** START PAGE EXTRACT **

On 2/10/22 7:45 AM, Felix Maurer wrote:
On 09.02.22 18:06, Yonghong Song wrote:
On 2/9/22 7:55 AM, Felix Maurer wrote:
If bpf_msg_push_data is called with len 0 (as it happens during
selftests/bpf/test_sockmap), we do not need to do anything and can
return early.
Calling bpf_msg_push_data with len 0 previously lead to a wrong ENOMEM
error: we later called get_order(copy + len); if len was 0, copy + len
was also often 0 and get_order returned some undefined value (at the
moment 52). alloc_pages caught that and failed, but then
bpf_msg_push_data returned ENOMEM. This was wrong because we are most
probably not out of memory and actually do not need any additional
memory.
v2: Add bug description and Fixes tag
Fixes: 6fff607e2f14b ("bpf: sk_msg program helper bpf_msg_push_data")
Signed-off-by: Felix Maurer <fmaurer@xxxxxxxxxx>
LGTM. I am wondering why bpf CI didn't catch this problem. Did you
modified the test with length 0 in order to trigger that? If this
is the case, it would be great you can add such a test to the
test_sockmap.
I did not modify the tests to trigger that. The state of the selftests
around that is unfortunately not very good. There is no explicit test
with length 0 but bpf_msg_push_data is still called with length 0,
because of what I consider to be bugs in the test. On the other hand,
explicit tests with other lengths are sometimes not called as well. I'll
elaborate on that in a bit.
Something easy to fix is that the tests do not check the return value of
bpf_msg_push_data which they probably should. That may have helped find
the problem earlier.

** END PAGE EXTRACT **
** START PROVIDED RECORDS **

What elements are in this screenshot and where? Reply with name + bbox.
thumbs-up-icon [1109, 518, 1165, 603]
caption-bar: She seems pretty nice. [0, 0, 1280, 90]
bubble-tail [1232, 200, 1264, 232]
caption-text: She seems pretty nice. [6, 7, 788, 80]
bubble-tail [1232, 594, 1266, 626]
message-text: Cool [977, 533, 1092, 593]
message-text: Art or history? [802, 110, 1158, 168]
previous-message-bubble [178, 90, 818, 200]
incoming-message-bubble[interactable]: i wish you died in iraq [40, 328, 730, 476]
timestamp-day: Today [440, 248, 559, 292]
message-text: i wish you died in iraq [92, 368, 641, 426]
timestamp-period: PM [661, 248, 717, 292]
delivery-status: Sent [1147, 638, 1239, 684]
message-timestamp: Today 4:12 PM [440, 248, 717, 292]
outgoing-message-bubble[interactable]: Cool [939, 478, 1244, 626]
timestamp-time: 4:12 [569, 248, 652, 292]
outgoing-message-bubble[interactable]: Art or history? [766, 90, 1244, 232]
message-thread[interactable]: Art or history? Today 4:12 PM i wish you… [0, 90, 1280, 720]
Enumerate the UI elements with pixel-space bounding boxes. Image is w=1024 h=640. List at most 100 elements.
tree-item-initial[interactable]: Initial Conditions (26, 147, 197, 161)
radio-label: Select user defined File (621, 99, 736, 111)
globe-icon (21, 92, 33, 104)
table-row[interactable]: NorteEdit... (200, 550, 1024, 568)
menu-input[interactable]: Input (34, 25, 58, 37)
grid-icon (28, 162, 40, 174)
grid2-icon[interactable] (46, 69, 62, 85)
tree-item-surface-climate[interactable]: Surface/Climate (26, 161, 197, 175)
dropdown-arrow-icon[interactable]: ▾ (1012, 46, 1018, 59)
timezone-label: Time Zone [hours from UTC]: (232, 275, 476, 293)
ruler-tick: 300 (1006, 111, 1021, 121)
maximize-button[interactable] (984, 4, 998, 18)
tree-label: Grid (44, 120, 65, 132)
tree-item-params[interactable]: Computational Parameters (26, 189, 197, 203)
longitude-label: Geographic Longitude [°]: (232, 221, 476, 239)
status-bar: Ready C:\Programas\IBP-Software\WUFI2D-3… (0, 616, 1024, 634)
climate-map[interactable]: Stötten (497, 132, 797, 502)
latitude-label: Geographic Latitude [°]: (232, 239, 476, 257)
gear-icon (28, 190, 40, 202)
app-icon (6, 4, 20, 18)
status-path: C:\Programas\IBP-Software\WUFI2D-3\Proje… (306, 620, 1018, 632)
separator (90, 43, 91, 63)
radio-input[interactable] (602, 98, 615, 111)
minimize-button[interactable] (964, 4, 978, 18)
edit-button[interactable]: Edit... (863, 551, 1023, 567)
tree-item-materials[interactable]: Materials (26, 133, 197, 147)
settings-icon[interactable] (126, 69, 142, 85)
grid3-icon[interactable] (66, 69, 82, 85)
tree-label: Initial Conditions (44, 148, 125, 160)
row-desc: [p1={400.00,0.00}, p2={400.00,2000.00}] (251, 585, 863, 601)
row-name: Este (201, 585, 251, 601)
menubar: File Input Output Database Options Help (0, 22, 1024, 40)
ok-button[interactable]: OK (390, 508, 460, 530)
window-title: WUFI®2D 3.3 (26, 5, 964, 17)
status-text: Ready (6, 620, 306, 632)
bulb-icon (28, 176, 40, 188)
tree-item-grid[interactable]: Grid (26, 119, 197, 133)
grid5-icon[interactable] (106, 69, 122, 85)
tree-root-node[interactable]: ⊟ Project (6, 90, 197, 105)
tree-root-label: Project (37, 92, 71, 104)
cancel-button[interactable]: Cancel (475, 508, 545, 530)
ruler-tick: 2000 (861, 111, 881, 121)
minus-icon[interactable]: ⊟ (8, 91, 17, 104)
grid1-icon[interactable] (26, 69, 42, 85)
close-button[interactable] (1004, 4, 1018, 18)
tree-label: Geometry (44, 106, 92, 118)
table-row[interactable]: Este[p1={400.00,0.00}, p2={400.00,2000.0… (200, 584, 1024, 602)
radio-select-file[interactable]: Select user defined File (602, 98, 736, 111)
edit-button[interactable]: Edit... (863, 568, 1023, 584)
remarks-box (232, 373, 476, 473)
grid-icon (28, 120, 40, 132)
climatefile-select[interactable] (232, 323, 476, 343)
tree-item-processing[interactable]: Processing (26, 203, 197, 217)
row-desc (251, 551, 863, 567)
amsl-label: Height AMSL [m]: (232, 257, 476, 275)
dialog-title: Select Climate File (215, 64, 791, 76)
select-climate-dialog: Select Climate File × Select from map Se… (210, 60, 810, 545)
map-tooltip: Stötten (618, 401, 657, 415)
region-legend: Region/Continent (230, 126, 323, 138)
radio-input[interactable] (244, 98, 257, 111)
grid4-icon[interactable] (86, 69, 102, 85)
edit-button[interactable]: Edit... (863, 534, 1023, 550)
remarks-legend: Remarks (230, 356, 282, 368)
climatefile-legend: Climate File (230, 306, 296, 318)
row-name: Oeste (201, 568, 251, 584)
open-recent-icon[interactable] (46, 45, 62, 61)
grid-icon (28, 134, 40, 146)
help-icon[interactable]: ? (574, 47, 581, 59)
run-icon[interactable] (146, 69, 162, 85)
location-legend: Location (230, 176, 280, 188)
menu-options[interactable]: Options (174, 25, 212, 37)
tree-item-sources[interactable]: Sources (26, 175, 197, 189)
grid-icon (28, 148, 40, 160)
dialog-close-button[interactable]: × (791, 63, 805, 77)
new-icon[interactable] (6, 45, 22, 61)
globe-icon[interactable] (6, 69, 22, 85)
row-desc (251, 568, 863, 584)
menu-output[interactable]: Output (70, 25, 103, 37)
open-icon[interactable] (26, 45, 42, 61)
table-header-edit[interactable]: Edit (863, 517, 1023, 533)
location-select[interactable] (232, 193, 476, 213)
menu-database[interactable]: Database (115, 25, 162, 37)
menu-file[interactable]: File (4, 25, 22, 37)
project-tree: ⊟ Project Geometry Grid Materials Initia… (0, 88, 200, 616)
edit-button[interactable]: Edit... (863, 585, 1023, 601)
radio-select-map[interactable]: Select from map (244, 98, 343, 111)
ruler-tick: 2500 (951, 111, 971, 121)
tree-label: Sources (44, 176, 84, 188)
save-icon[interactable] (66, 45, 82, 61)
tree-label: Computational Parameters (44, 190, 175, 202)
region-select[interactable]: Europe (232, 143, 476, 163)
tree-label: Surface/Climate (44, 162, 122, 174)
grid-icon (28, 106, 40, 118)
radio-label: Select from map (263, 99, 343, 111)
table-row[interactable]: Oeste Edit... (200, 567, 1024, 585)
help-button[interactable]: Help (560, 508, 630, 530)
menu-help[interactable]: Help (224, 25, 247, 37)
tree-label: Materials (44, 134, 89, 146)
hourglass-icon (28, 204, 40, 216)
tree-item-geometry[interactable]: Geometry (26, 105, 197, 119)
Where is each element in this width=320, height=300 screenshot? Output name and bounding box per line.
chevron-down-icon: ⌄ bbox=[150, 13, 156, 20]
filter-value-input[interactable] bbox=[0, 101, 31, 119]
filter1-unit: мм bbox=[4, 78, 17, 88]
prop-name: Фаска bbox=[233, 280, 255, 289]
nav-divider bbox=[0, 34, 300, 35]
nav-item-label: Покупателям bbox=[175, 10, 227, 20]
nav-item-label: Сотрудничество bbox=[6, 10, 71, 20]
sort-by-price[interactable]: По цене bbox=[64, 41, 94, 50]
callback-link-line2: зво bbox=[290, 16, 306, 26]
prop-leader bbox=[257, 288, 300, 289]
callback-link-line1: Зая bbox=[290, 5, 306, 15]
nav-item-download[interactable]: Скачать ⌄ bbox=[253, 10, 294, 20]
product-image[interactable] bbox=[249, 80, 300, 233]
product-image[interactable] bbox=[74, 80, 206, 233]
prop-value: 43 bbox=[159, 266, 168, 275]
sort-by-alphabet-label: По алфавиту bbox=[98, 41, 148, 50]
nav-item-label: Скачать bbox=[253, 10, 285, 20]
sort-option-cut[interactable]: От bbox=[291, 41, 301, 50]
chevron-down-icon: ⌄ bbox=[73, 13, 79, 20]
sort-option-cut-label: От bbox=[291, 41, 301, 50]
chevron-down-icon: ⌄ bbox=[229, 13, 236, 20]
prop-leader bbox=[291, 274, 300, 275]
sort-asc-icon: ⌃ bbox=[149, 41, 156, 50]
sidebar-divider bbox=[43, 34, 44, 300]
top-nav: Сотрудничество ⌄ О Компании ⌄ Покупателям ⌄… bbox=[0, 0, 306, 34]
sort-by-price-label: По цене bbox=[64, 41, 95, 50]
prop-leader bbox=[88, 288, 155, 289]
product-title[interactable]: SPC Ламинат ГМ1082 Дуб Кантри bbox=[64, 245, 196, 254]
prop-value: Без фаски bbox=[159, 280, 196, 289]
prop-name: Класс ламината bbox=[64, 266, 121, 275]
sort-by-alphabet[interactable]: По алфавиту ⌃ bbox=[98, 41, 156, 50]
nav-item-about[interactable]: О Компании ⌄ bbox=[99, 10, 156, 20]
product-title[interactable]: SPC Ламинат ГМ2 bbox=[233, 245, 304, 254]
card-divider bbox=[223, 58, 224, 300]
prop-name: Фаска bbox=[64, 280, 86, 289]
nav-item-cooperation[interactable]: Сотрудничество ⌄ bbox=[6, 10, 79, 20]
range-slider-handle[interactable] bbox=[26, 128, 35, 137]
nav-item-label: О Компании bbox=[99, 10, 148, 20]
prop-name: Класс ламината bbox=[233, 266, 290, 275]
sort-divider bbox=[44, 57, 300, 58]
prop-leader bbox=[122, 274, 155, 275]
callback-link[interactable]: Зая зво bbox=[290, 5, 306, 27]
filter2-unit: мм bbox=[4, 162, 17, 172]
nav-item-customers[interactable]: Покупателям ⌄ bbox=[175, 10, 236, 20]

** END PROVIDED RECORDS **

## EXERCISE REQUIREMENTS
1. Rewrite the records as a numbered list, leaving out blank lines, starting at the first line of the records and ending at the line containing "message-text: i wish".
2. Continue the mailing-list thread about the bpf_msg_push_data length-0 fix from where it stops.

## PER-TASK OUTPUTS
1.
1. What elements are in this screenshot and where? Reply with name + bbox.
2. thumbs-up-icon [1109, 518, 1165, 603]
3. caption-bar: She seems pretty nice. [0, 0, 1280, 90]
4. bubble-tail [1232, 200, 1264, 232]
5. caption-text: She seems pretty nice. [6, 7, 788, 80]
6. bubble-tail [1232, 594, 1266, 626]
7. message-text: Cool [977, 533, 1092, 593]
8. message-text: Art or history? [802, 110, 1158, 168]
9. previous-message-bubble [178, 90, 818, 200]
10. incoming-message-bubble[interactable]: i wish you died in iraq [40, 328, 730, 476]
11. timestamp-day: Today [440, 248, 559, 292]
12. message-text: i wish you died in iraq [92, 368, 641, 426]

2.
Now to the issue mentioned in the beginning: Only some of the BPF
programs used in test_sockmap actually call bpf_msg_push_data. However,
they are not always attached, just for particular scenarios:
txmsg_pass==1, txmsg_redir==1, or txmsg_drop==1. If none of those apply,
bpf_msg_push_data is never called. This happens for example in
test_txmsg_push. Out of the four defined tests only one actually calls
the helper.
But after a test, the parameters in the map are reset to 0 (instead of
being removed). Therefore, when the maps are reused in a subsequent test
which is one of the scenarios above, the values are present and
bpf_msg_push_data is called, albeit with the parameters set to 0. This
is also what triggered the wrong behavior fixed in the patch.
Unfortunately, I do not have the time to fix these issues in the test at
the moment.
Thanks for detailed explanation. Maybe for the immediate case, can you
just fix this in the selftest,
> Something easy to fix is that the tests do not check the return
value of
> bpf_msg_push_data which they probably should. That may have helped find
> the problem earlier.
This will be enough to verify your kernel change as without it the
test will fail.
The rest of test improvements can come later.
Acked-by: Yonghong Song <yhs@xxxxxx>
Thanks!